_WHAT TO WORK ON_: Each line should be copied exactly.
»»
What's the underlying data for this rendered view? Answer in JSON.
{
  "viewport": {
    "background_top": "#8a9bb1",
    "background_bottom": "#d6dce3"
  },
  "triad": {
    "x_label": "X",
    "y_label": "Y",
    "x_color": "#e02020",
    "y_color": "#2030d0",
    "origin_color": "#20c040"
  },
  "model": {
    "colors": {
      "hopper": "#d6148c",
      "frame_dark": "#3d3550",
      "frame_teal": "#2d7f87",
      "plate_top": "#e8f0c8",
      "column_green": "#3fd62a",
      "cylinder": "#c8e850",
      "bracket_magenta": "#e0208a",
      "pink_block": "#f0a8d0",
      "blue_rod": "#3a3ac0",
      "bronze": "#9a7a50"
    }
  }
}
««
_EXERCISE SOLUTION_:
What's the underlying data for this rendered view? Answer in JSON.
{
  "viewport": {
    "background_top": "#8a9bb1",
    "background_bottom": "#d6dce3"
  },
  "triad": {
    "x_label": "X",
    "y_label": "Y",
    "x_color": "#e02020",
    "y_color": "#2030d0",
    "origin_color": "#20c040"
  },
  "model": {
    "colors": {
      "hopper": "#d6148c",
      "frame_dark": "#3d3550",
      "frame_teal": "#2d7f87",
      "plate_top": "#e8f0c8",
      "column_green": "#3fd62a",
      "cylinder": "#c8e850",
      "bracket_magenta": "#e0208a",
      "pink_block": "#f0a8d0",
      "blue_rod": "#3a3ac0",
      "bronze": "#9a7a50"
    }
  }
}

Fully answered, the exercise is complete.